>> BEGIN

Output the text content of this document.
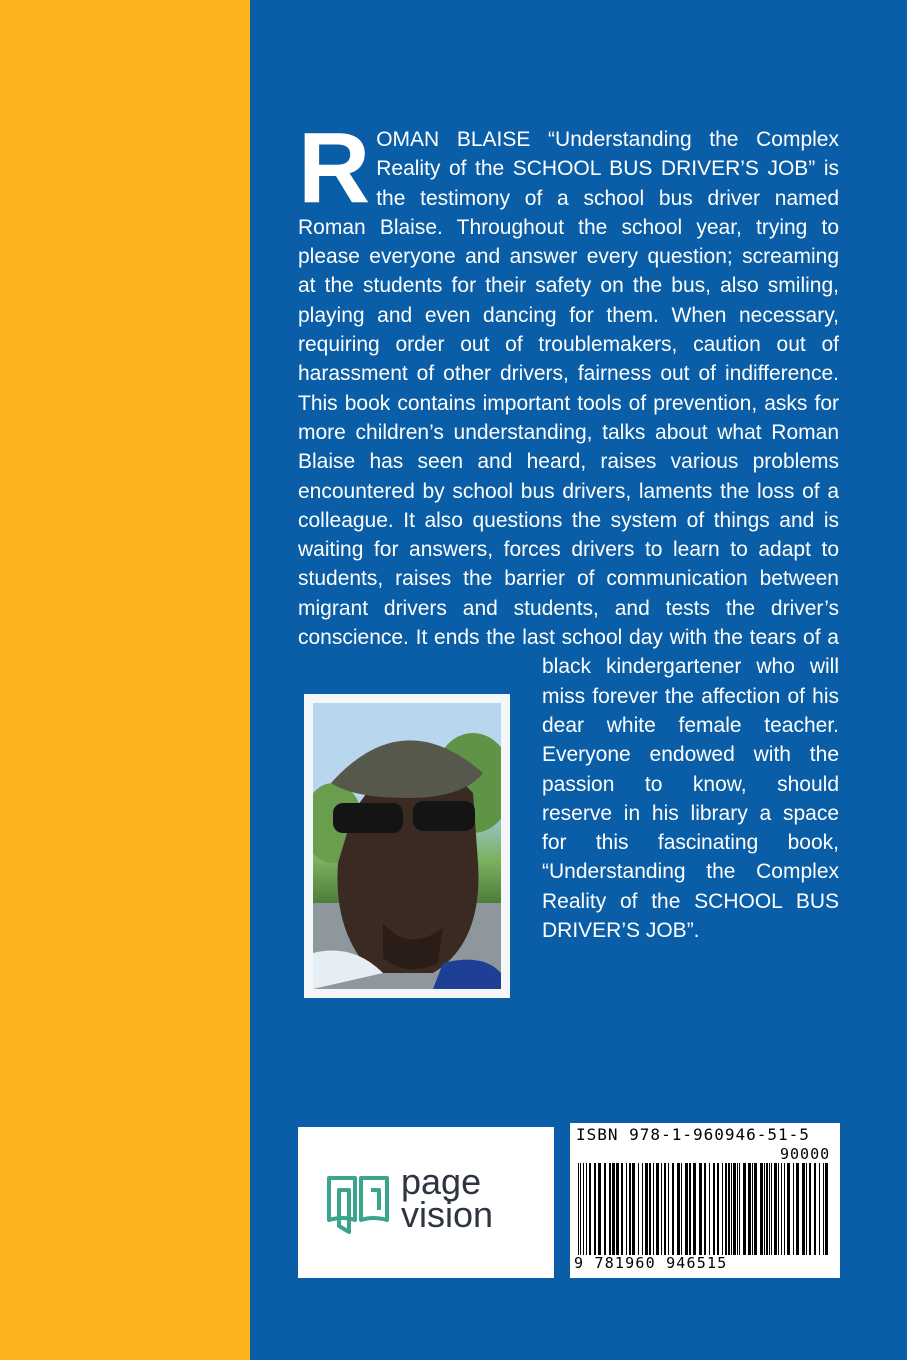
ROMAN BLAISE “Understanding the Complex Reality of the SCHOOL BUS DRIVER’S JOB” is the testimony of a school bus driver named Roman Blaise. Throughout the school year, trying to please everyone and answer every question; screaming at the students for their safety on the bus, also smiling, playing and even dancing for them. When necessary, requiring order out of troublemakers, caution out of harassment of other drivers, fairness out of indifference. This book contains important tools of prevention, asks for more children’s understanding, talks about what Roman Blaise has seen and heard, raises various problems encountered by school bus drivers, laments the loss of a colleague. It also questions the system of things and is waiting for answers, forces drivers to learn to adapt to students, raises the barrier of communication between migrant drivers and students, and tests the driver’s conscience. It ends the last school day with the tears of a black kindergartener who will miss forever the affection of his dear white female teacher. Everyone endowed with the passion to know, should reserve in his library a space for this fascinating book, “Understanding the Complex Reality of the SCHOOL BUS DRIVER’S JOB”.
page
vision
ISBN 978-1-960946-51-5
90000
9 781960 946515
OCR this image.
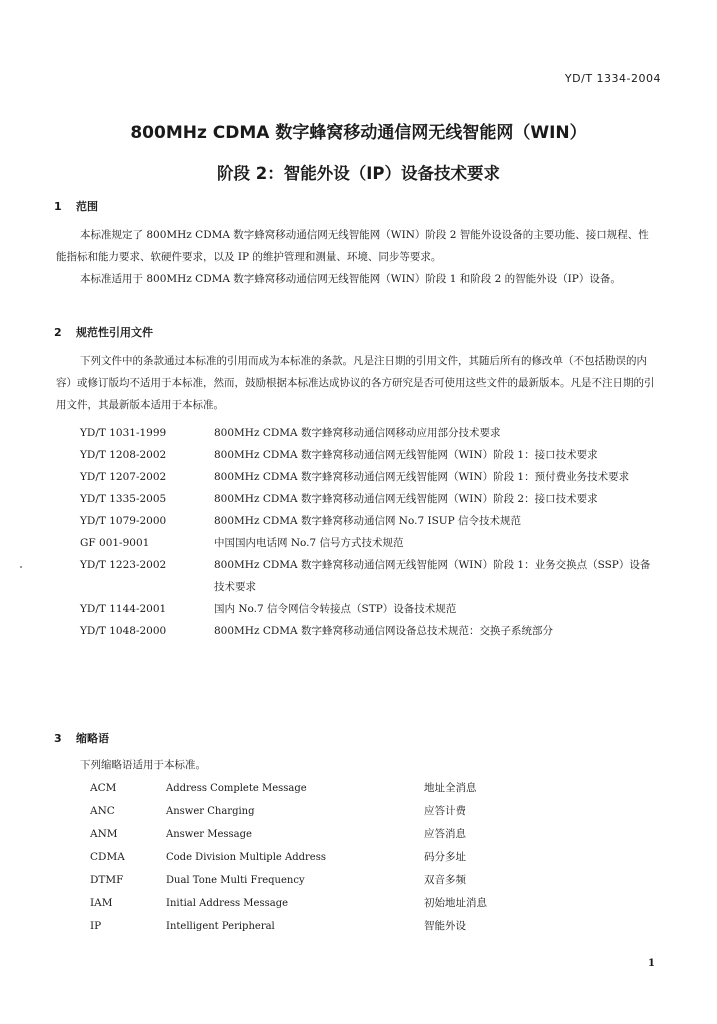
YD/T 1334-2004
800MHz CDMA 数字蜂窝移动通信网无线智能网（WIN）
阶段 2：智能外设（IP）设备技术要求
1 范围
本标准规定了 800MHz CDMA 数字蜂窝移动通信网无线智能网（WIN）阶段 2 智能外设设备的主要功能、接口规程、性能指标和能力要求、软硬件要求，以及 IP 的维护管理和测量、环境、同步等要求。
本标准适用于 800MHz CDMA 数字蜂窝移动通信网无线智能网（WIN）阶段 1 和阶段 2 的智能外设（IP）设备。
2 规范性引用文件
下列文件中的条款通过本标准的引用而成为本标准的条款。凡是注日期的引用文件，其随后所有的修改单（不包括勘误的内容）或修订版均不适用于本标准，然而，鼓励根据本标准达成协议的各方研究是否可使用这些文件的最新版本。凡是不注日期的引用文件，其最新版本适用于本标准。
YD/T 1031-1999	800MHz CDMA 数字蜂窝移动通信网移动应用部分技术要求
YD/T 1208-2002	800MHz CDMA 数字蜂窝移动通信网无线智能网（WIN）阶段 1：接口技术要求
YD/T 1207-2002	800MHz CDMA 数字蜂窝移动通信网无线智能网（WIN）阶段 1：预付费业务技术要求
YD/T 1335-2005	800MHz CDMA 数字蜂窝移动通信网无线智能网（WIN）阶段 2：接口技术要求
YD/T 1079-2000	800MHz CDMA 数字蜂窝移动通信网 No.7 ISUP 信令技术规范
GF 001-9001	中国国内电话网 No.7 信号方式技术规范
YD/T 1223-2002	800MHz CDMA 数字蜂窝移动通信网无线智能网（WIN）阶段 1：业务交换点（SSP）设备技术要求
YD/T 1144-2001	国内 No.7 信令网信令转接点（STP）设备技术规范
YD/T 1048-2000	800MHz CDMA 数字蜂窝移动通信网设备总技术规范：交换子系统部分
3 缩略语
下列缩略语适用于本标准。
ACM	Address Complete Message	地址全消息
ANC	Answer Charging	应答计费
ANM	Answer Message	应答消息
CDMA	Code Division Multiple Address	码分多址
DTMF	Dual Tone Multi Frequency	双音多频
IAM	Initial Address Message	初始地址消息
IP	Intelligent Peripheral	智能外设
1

>> END

Objective:
Pictures excluded, quote all the data above exactly.

Solution to the exercise:
Output the text content of this document.
ROMAN BLAISE “Understanding the Complex Reality of the SCHOOL BUS DRIVER’S JOB” is the testimony of a school bus driver named Roman Blaise. Throughout the school year, trying to please everyone and answer every question; screaming at the students for their safety on the bus, also smiling, playing and even dancing for them. When necessary, requiring order out of troublemakers, caution out of harassment of other drivers, fairness out of indifference. This book contains important tools of prevention, asks for more children’s understanding, talks about what Roman Blaise has seen and heard, raises various problems encountered by school bus drivers, laments the loss of a colleague. It also questions the system of things and is waiting for answers, forces drivers to learn to adapt to students, raises the barrier of communication between migrant drivers and students, and tests the driver’s conscience. It ends the last school day with the tears of a black kindergartener who will miss forever the affection of his dear white female teacher. Everyone endowed with the passion to know, should reserve in his library a space for this fascinating book, “Understanding the Complex Reality of the SCHOOL BUS DRIVER’S JOB”.
page
vision
ISBN 978-1-960946-51-5
90000
9 781960 946515
OCR this image.
YD/T 1334-2004
800MHz CDMA 数字蜂窝移动通信网无线智能网（WIN）
阶段 2：智能外设（IP）设备技术要求
1 范围
本标准规定了 800MHz CDMA 数字蜂窝移动通信网无线智能网（WIN）阶段 2 智能外设设备的主要功能、接口规程、性能指标和能力要求、软硬件要求，以及 IP 的维护管理和测量、环境、同步等要求。
本标准适用于 800MHz CDMA 数字蜂窝移动通信网无线智能网（WIN）阶段 1 和阶段 2 的智能外设（IP）设备。
2 规范性引用文件
下列文件中的条款通过本标准的引用而成为本标准的条款。凡是注日期的引用文件，其随后所有的修改单（不包括勘误的内容）或修订版均不适用于本标准，然而，鼓励根据本标准达成协议的各方研究是否可使用这些文件的最新版本。凡是不注日期的引用文件，其最新版本适用于本标准。
YD/T 1031-1999	800MHz CDMA 数字蜂窝移动通信网移动应用部分技术要求
YD/T 1208-2002	800MHz CDMA 数字蜂窝移动通信网无线智能网（WIN）阶段 1：接口技术要求
YD/T 1207-2002	800MHz CDMA 数字蜂窝移动通信网无线智能网（WIN）阶段 1：预付费业务技术要求
YD/T 1335-2005	800MHz CDMA 数字蜂窝移动通信网无线智能网（WIN）阶段 2：接口技术要求
YD/T 1079-2000	800MHz CDMA 数字蜂窝移动通信网 No.7 ISUP 信令技术规范
GF 001-9001	中国国内电话网 No.7 信号方式技术规范
YD/T 1223-2002	800MHz CDMA 数字蜂窝移动通信网无线智能网（WIN）阶段 1：业务交换点（SSP）设备技术要求
YD/T 1144-2001	国内 No.7 信令网信令转接点（STP）设备技术规范
YD/T 1048-2000	800MHz CDMA 数字蜂窝移动通信网设备总技术规范：交换子系统部分
3 缩略语
下列缩略语适用于本标准。
ACM	Address Complete Message	地址全消息
ANC	Answer Charging	应答计费
ANM	Answer Message	应答消息
CDMA	Code Division Multiple Address	码分多址
DTMF	Dual Tone Multi Frequency	双音多频
IAM	Initial Address Message	初始地址消息
IP	Intelligent Peripheral	智能外设
1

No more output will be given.